Directions — Count every line of the listing where the string "vient" occurs, and reply with the count alone.

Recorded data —

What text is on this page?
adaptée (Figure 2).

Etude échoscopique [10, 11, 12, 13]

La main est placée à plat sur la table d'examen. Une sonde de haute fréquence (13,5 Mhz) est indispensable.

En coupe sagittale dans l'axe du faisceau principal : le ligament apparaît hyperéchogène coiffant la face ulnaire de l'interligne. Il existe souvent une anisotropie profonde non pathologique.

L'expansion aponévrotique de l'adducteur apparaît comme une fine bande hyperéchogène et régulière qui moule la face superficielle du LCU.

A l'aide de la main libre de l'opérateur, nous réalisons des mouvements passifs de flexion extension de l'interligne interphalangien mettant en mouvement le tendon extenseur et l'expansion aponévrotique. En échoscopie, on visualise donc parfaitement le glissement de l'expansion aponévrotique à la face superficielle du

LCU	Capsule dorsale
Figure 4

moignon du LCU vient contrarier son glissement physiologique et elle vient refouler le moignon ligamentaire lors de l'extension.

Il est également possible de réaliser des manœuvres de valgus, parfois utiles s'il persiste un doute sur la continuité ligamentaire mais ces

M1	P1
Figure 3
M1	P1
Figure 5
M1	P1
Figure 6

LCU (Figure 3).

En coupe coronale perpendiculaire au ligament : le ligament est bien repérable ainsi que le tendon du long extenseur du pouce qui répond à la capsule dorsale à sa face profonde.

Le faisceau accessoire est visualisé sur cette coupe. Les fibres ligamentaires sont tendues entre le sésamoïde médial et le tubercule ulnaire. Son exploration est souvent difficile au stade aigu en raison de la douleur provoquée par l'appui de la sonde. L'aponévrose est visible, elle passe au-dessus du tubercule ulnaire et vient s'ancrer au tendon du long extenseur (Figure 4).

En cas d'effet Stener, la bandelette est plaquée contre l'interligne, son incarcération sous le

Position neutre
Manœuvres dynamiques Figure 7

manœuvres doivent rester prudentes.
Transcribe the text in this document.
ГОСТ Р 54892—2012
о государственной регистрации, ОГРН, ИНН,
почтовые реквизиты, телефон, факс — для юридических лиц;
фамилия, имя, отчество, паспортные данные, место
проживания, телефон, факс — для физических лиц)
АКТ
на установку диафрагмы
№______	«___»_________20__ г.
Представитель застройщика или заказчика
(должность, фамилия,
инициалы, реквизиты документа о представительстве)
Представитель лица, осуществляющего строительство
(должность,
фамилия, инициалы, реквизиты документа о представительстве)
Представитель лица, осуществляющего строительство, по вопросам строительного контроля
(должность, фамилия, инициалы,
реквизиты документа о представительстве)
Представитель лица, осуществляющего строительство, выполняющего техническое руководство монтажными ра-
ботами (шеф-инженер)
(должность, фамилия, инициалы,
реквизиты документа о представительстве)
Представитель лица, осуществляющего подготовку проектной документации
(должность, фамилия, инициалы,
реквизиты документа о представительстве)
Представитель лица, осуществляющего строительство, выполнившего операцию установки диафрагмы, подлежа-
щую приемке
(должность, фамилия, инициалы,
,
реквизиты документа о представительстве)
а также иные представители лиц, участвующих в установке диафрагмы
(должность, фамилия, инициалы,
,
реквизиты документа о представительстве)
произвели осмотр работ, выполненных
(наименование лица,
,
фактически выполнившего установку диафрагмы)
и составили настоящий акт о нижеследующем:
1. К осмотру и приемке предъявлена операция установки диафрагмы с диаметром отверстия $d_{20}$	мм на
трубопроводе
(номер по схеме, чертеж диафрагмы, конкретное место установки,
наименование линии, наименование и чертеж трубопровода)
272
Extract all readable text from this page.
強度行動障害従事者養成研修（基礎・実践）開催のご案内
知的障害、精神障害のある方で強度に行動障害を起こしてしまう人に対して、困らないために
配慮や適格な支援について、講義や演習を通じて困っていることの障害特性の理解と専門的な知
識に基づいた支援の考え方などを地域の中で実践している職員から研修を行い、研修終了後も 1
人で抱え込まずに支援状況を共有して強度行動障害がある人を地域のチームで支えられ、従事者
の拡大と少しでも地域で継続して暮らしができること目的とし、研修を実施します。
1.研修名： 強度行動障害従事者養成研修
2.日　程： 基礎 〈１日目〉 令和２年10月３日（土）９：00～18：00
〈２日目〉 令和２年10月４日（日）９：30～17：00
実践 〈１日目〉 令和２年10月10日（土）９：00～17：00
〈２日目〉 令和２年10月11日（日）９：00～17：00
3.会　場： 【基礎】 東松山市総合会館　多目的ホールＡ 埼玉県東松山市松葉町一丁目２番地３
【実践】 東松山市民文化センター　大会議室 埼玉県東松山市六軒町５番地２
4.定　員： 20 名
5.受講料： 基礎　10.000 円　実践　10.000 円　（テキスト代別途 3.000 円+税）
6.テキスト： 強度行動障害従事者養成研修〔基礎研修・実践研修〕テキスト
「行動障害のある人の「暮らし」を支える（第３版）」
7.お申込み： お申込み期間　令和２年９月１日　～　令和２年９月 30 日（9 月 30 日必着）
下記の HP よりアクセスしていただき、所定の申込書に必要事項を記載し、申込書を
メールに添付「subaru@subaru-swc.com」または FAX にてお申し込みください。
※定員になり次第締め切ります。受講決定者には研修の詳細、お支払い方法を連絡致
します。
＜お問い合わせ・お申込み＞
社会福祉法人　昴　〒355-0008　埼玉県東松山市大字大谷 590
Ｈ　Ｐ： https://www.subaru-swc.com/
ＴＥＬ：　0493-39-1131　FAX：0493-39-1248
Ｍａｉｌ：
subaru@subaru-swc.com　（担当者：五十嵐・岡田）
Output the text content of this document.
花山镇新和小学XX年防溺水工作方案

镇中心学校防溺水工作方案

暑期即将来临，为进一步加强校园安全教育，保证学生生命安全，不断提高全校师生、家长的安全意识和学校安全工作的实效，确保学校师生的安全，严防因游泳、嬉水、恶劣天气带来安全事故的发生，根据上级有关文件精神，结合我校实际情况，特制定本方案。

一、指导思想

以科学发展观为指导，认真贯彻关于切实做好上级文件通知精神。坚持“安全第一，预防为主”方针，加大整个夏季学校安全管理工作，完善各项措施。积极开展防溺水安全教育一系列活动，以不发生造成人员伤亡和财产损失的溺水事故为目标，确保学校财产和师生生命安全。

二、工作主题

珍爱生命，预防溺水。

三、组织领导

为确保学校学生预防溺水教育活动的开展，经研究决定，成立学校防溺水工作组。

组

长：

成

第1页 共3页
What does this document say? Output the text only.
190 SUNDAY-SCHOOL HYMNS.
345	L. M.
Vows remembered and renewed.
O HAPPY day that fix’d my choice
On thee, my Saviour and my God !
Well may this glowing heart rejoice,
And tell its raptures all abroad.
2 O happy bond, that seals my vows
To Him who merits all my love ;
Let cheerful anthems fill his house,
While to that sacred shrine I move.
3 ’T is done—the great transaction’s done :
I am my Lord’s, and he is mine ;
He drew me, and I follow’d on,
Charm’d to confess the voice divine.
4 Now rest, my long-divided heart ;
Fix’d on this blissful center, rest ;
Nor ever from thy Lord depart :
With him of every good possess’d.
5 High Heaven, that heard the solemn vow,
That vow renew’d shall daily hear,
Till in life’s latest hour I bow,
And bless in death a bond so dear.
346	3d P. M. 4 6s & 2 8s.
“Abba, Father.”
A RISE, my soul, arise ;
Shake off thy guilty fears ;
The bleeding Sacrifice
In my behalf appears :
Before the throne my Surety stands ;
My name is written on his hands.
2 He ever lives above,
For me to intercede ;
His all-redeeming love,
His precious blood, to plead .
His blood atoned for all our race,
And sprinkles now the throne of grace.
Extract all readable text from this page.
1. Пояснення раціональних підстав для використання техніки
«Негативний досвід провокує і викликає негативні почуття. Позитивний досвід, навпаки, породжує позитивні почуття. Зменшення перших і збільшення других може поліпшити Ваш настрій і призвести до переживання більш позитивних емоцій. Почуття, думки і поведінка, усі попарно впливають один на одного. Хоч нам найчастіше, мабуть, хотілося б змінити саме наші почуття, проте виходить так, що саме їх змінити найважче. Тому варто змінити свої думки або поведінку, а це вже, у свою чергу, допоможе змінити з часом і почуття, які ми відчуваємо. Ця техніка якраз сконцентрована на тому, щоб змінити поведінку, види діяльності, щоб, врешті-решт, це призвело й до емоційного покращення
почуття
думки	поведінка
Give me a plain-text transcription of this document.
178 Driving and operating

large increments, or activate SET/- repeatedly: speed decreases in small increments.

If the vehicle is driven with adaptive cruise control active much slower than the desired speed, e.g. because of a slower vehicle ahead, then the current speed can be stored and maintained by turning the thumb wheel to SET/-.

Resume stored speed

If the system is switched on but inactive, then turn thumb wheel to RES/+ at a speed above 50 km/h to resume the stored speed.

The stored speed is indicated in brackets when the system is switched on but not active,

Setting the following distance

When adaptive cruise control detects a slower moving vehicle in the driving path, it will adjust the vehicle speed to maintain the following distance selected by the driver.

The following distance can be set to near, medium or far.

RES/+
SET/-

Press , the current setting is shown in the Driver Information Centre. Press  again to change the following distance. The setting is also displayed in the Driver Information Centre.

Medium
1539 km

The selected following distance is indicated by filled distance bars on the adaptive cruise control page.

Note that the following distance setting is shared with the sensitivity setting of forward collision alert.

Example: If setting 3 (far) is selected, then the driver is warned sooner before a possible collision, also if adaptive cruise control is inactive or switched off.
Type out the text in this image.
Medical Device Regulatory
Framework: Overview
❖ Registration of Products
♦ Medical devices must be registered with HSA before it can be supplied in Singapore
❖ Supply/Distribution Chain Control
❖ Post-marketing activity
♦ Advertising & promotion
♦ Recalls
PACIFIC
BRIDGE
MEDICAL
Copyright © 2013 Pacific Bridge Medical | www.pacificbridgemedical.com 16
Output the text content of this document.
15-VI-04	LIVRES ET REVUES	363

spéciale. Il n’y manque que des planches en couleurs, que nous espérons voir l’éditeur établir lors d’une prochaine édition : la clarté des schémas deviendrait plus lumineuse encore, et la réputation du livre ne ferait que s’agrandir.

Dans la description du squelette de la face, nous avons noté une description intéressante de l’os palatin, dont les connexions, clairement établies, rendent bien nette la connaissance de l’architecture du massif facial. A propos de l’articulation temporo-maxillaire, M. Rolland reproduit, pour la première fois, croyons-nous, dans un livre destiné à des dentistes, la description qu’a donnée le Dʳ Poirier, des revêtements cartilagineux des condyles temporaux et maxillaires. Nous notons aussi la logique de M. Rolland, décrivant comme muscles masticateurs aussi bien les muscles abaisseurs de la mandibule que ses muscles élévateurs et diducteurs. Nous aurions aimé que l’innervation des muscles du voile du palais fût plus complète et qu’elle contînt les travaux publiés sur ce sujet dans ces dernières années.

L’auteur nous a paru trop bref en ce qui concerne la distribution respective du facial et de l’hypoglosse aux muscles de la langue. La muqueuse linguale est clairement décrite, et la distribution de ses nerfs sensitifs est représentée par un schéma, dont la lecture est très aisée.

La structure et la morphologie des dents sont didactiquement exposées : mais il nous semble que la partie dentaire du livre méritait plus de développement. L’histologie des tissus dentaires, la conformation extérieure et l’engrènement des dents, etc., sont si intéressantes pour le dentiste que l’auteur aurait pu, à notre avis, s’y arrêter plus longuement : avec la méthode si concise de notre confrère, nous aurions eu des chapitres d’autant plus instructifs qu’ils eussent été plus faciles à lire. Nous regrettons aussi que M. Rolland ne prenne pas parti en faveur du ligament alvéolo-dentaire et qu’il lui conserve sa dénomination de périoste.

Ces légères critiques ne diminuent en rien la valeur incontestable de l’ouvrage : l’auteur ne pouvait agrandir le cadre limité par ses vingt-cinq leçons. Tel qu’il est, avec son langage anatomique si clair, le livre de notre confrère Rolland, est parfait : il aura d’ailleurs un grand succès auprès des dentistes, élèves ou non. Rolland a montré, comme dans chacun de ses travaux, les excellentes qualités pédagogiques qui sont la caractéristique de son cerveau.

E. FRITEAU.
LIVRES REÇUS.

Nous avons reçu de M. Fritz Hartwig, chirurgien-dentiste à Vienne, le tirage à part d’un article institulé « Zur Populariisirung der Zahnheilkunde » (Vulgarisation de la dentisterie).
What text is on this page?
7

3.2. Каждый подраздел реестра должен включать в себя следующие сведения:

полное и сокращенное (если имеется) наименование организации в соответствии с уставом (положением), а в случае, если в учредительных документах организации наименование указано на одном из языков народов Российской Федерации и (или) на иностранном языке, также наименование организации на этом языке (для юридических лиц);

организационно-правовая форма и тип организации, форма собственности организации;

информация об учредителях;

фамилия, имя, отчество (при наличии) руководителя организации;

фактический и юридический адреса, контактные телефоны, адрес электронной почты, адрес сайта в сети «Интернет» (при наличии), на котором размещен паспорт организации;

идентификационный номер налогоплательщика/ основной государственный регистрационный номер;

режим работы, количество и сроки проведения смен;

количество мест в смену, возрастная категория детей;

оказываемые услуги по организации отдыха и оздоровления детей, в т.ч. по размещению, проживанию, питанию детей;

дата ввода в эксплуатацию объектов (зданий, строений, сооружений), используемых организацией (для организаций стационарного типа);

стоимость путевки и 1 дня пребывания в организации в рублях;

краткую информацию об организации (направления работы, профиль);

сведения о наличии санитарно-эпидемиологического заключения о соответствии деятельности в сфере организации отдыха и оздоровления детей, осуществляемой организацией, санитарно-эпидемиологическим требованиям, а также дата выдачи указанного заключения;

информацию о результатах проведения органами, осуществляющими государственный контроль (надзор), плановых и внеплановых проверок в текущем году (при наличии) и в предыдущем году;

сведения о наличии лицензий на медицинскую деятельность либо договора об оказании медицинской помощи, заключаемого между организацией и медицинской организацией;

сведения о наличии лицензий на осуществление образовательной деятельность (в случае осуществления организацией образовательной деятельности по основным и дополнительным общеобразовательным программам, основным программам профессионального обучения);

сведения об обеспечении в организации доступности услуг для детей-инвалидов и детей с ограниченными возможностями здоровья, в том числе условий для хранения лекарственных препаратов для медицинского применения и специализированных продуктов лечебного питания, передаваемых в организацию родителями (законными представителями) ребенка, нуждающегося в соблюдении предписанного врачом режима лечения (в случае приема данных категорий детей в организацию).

Output for this task — 2